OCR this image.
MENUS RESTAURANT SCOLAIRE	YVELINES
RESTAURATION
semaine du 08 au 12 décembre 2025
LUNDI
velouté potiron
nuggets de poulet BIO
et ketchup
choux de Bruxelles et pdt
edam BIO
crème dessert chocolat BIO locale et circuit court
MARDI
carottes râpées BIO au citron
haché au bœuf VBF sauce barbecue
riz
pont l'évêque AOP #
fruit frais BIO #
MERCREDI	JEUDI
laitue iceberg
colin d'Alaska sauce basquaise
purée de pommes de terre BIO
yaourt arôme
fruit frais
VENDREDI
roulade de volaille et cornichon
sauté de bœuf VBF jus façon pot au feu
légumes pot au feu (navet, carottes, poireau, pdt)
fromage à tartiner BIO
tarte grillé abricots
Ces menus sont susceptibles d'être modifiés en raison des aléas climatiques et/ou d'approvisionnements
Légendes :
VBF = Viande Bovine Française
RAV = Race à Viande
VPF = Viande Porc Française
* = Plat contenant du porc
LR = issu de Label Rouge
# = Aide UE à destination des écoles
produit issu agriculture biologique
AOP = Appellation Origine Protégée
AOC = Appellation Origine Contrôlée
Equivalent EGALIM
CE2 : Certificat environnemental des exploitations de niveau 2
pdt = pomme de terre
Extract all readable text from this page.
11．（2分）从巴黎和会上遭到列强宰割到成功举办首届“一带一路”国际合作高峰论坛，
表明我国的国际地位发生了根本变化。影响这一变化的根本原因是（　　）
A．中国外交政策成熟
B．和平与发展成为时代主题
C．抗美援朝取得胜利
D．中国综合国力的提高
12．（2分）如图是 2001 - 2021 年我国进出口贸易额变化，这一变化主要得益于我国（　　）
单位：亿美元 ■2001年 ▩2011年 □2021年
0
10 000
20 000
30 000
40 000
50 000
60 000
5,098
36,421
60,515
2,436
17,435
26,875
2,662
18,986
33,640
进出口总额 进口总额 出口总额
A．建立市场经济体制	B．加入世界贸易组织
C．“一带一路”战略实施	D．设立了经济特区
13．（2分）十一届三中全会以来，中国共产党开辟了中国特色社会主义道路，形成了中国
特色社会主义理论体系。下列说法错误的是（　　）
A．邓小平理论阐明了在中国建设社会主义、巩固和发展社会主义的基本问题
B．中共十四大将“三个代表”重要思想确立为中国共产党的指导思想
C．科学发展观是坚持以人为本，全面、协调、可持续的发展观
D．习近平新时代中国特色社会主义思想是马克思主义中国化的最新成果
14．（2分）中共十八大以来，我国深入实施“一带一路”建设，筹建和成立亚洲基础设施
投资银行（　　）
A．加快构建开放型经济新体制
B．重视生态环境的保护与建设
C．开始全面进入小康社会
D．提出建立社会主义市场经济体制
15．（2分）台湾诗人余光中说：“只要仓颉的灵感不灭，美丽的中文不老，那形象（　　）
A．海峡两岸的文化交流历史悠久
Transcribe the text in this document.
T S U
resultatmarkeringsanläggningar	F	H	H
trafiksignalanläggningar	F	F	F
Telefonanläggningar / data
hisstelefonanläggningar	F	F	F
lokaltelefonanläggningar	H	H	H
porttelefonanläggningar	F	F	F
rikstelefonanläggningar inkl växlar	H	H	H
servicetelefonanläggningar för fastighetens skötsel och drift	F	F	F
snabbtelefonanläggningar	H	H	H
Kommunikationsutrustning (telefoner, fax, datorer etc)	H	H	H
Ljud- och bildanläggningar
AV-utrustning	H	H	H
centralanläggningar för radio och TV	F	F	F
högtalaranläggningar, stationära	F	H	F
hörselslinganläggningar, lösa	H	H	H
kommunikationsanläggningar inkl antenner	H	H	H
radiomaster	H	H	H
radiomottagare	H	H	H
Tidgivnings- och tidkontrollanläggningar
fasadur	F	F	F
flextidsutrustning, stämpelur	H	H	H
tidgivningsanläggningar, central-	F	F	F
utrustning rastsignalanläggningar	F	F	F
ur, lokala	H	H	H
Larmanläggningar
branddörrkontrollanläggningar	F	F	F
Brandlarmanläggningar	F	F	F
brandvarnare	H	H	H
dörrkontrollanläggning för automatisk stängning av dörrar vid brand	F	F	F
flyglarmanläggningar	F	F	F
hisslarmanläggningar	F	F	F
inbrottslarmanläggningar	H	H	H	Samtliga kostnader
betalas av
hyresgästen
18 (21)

> _EXERCISE DETAILS_
Set down the listing above in full, please, exactly as it appears.

> _RESULT OF THIS EXERCISE_
OCR this image.
MENUS RESTAURANT SCOLAIRE	YVELINES
RESTAURATION
semaine du 08 au 12 décembre 2025
LUNDI
velouté potiron
nuggets de poulet BIO
et ketchup
choux de Bruxelles et pdt
edam BIO
crème dessert chocolat BIO locale et circuit court
MARDI
carottes râpées BIO au citron
haché au bœuf VBF sauce barbecue
riz
pont l'évêque AOP #
fruit frais BIO #
MERCREDI	JEUDI
laitue iceberg
colin d'Alaska sauce basquaise
purée de pommes de terre BIO
yaourt arôme
fruit frais
VENDREDI
roulade de volaille et cornichon
sauté de bœuf VBF jus façon pot au feu
légumes pot au feu (navet, carottes, poireau, pdt)
fromage à tartiner BIO
tarte grillé abricots
Ces menus sont susceptibles d'être modifiés en raison des aléas climatiques et/ou d'approvisionnements
Légendes :
VBF = Viande Bovine Française
RAV = Race à Viande
VPF = Viande Porc Française
* = Plat contenant du porc
LR = issu de Label Rouge
# = Aide UE à destination des écoles
produit issu agriculture biologique
AOP = Appellation Origine Protégée
AOC = Appellation Origine Contrôlée
Equivalent EGALIM
CE2 : Certificat environnemental des exploitations de niveau 2
pdt = pomme de terre
Extract all readable text from this page.
11．（2分）从巴黎和会上遭到列强宰割到成功举办首届“一带一路”国际合作高峰论坛，
表明我国的国际地位发生了根本变化。影响这一变化的根本原因是（　　）
A．中国外交政策成熟
B．和平与发展成为时代主题
C．抗美援朝取得胜利
D．中国综合国力的提高
12．（2分）如图是 2001 - 2021 年我国进出口贸易额变化，这一变化主要得益于我国（　　）
单位：亿美元 ■2001年 ▩2011年 □2021年
0
10 000
20 000
30 000
40 000
50 000
60 000
5,098
36,421
60,515
2,436
17,435
26,875
2,662
18,986
33,640
进出口总额 进口总额 出口总额
A．建立市场经济体制	B．加入世界贸易组织
C．“一带一路”战略实施	D．设立了经济特区
13．（2分）十一届三中全会以来，中国共产党开辟了中国特色社会主义道路，形成了中国
特色社会主义理论体系。下列说法错误的是（　　）
A．邓小平理论阐明了在中国建设社会主义、巩固和发展社会主义的基本问题
B．中共十四大将“三个代表”重要思想确立为中国共产党的指导思想
C．科学发展观是坚持以人为本，全面、协调、可持续的发展观
D．习近平新时代中国特色社会主义思想是马克思主义中国化的最新成果
14．（2分）中共十八大以来，我国深入实施“一带一路”建设，筹建和成立亚洲基础设施
投资银行（　　）
A．加快构建开放型经济新体制
B．重视生态环境的保护与建设
C．开始全面进入小康社会
D．提出建立社会主义市场经济体制
15．（2分）台湾诗人余光中说：“只要仓颉的灵感不灭，美丽的中文不老，那形象（　　）
A．海峡两岸的文化交流历史悠久
Transcribe the text in this document.
T S U
resultatmarkeringsanläggningar	F	H	H
trafiksignalanläggningar	F	F	F
Telefonanläggningar / data
hisstelefonanläggningar	F	F	F
lokaltelefonanläggningar	H	H	H
porttelefonanläggningar	F	F	F
rikstelefonanläggningar inkl växlar	H	H	H
servicetelefonanläggningar för fastighetens skötsel och drift	F	F	F
snabbtelefonanläggningar	H	H	H
Kommunikationsutrustning (telefoner, fax, datorer etc)	H	H	H
Ljud- och bildanläggningar
AV-utrustning	H	H	H
centralanläggningar för radio och TV	F	F	F
högtalaranläggningar, stationära	F	H	F
hörselslinganläggningar, lösa	H	H	H
kommunikationsanläggningar inkl antenner	H	H	H
radiomaster	H	H	H
radiomottagare	H	H	H
Tidgivnings- och tidkontrollanläggningar
fasadur	F	F	F
flextidsutrustning, stämpelur	H	H	H
tidgivningsanläggningar, central-	F	F	F
utrustning rastsignalanläggningar	F	F	F
ur, lokala	H	H	H
Larmanläggningar
branddörrkontrollanläggningar	F	F	F
Brandlarmanläggningar	F	F	F
brandvarnare	H	H	H
dörrkontrollanläggning för automatisk stängning av dörrar vid brand	F	F	F
flyglarmanläggningar	F	F	F
hisslarmanläggningar	F	F	F
inbrottslarmanläggningar	H	H	H	Samtliga kostnader
betalas av
hyresgästen
18 (21)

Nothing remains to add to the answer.